*Directions for this task*
Transcribe the records that follow in their entirety, omitting any pictures.

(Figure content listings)
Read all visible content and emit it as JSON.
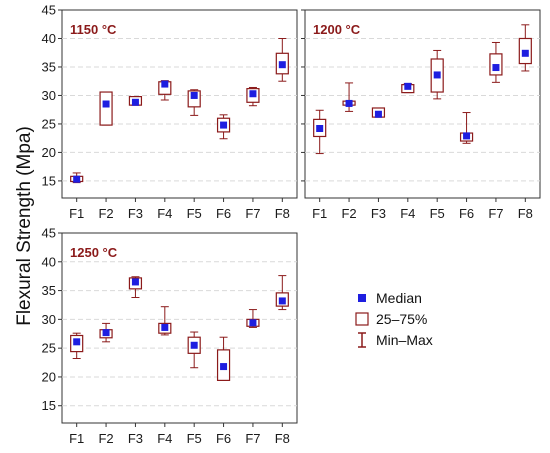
{
  "chart_data": {
    "type": "boxplot",
    "ylabel": "Flexural Strength (Mpa)",
    "categories": [
      "F1",
      "F2",
      "F3",
      "F4",
      "F5",
      "F6",
      "F7",
      "F8"
    ],
    "ylim": [
      12,
      45
    ],
    "yticks": [
      15,
      20,
      25,
      30,
      35,
      40,
      45
    ],
    "grid": true,
    "colors": {
      "box": "#8b1a1a",
      "median": "#1e1ee0",
      "grid": "#d9d9d9",
      "title": "#8b1a1a"
    },
    "panels": [
      {
        "title": "1150 °C",
        "median": [
          15.3,
          28.5,
          28.8,
          32.0,
          30.0,
          24.8,
          30.3,
          35.4
        ],
        "q1": [
          14.9,
          24.8,
          28.3,
          30.2,
          28.0,
          23.6,
          28.8,
          33.8
        ],
        "q3": [
          15.8,
          30.6,
          29.8,
          32.4,
          30.8,
          26.0,
          31.2,
          37.4
        ],
        "min": [
          14.7,
          24.8,
          28.3,
          29.2,
          26.5,
          22.4,
          28.2,
          32.5
        ],
        "max": [
          16.4,
          30.6,
          29.8,
          32.6,
          31.0,
          26.6,
          31.4,
          40.0
        ]
      },
      {
        "title": "1200 °C",
        "median": [
          24.2,
          28.6,
          26.7,
          31.6,
          33.6,
          22.9,
          34.9,
          37.4
        ],
        "q1": [
          22.8,
          28.3,
          26.2,
          30.5,
          30.6,
          22.0,
          33.6,
          35.6
        ],
        "q3": [
          25.8,
          29.0,
          27.8,
          31.9,
          36.4,
          23.4,
          37.3,
          40.0
        ],
        "min": [
          19.8,
          27.2,
          26.2,
          30.5,
          29.4,
          21.6,
          32.3,
          34.3
        ],
        "max": [
          27.4,
          32.2,
          27.8,
          32.1,
          37.9,
          27.0,
          39.3,
          42.4
        ]
      },
      {
        "title": "1250 °C",
        "median": [
          26.1,
          27.7,
          36.5,
          28.6,
          25.5,
          21.8,
          29.4,
          33.2
        ],
        "q1": [
          24.4,
          26.8,
          35.3,
          27.6,
          24.1,
          19.4,
          28.8,
          32.3
        ],
        "q3": [
          27.2,
          28.2,
          37.2,
          29.3,
          26.9,
          24.7,
          30.0,
          34.6
        ],
        "min": [
          23.2,
          26.1,
          33.8,
          27.3,
          21.6,
          19.4,
          28.6,
          31.7
        ],
        "max": [
          27.6,
          29.3,
          37.4,
          32.2,
          27.8,
          26.9,
          31.7,
          37.6
        ]
      }
    ],
    "legend": {
      "placement": "bottom-right",
      "entries": [
        {
          "symbol": "median-square",
          "label": "Median"
        },
        {
          "symbol": "box",
          "label": "25–75%"
        },
        {
          "symbol": "whisker",
          "label": "Min–Max"
        }
      ]
    }
  }
}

*Complete output*
Read all visible content and emit it as JSON.
{
  "chart_data": {
    "type": "boxplot",
    "ylabel": "Flexural Strength (Mpa)",
    "categories": [
      "F1",
      "F2",
      "F3",
      "F4",
      "F5",
      "F6",
      "F7",
      "F8"
    ],
    "ylim": [
      12,
      45
    ],
    "yticks": [
      15,
      20,
      25,
      30,
      35,
      40,
      45
    ],
    "grid": true,
    "colors": {
      "box": "#8b1a1a",
      "median": "#1e1ee0",
      "grid": "#d9d9d9",
      "title": "#8b1a1a"
    },
    "panels": [
      {
        "title": "1150 °C",
        "median": [
          15.3,
          28.5,
          28.8,
          32.0,
          30.0,
          24.8,
          30.3,
          35.4
        ],
        "q1": [
          14.9,
          24.8,
          28.3,
          30.2,
          28.0,
          23.6,
          28.8,
          33.8
        ],
        "q3": [
          15.8,
          30.6,
          29.8,
          32.4,
          30.8,
          26.0,
          31.2,
          37.4
        ],
        "min": [
          14.7,
          24.8,
          28.3,
          29.2,
          26.5,
          22.4,
          28.2,
          32.5
        ],
        "max": [
          16.4,
          30.6,
          29.8,
          32.6,
          31.0,
          26.6,
          31.4,
          40.0
        ]
      },
      {
        "title": "1200 °C",
        "median": [
          24.2,
          28.6,
          26.7,
          31.6,
          33.6,
          22.9,
          34.9,
          37.4
        ],
        "q1": [
          22.8,
          28.3,
          26.2,
          30.5,
          30.6,
          22.0,
          33.6,
          35.6
        ],
        "q3": [
          25.8,
          29.0,
          27.8,
          31.9,
          36.4,
          23.4,
          37.3,
          40.0
        ],
        "min": [
          19.8,
          27.2,
          26.2,
          30.5,
          29.4,
          21.6,
          32.3,
          34.3
        ],
        "max": [
          27.4,
          32.2,
          27.8,
          32.1,
          37.9,
          27.0,
          39.3,
          42.4
        ]
      },
      {
        "title": "1250 °C",
        "median": [
          26.1,
          27.7,
          36.5,
          28.6,
          25.5,
          21.8,
          29.4,
          33.2
        ],
        "q1": [
          24.4,
          26.8,
          35.3,
          27.6,
          24.1,
          19.4,
          28.8,
          32.3
        ],
        "q3": [
          27.2,
          28.2,
          37.2,
          29.3,
          26.9,
          24.7,
          30.0,
          34.6
        ],
        "min": [
          23.2,
          26.1,
          33.8,
          27.3,
          21.6,
          19.4,
          28.6,
          31.7
        ],
        "max": [
          27.6,
          29.3,
          37.4,
          32.2,
          27.8,
          26.9,
          31.7,
          37.6
        ]
      }
    ],
    "legend": {
      "placement": "bottom-right",
      "entries": [
        {
          "symbol": "median-square",
          "label": "Median"
        },
        {
          "symbol": "box",
          "label": "25–75%"
        },
        {
          "symbol": "whisker",
          "label": "Min–Max"
        }
      ]
    }
  }
}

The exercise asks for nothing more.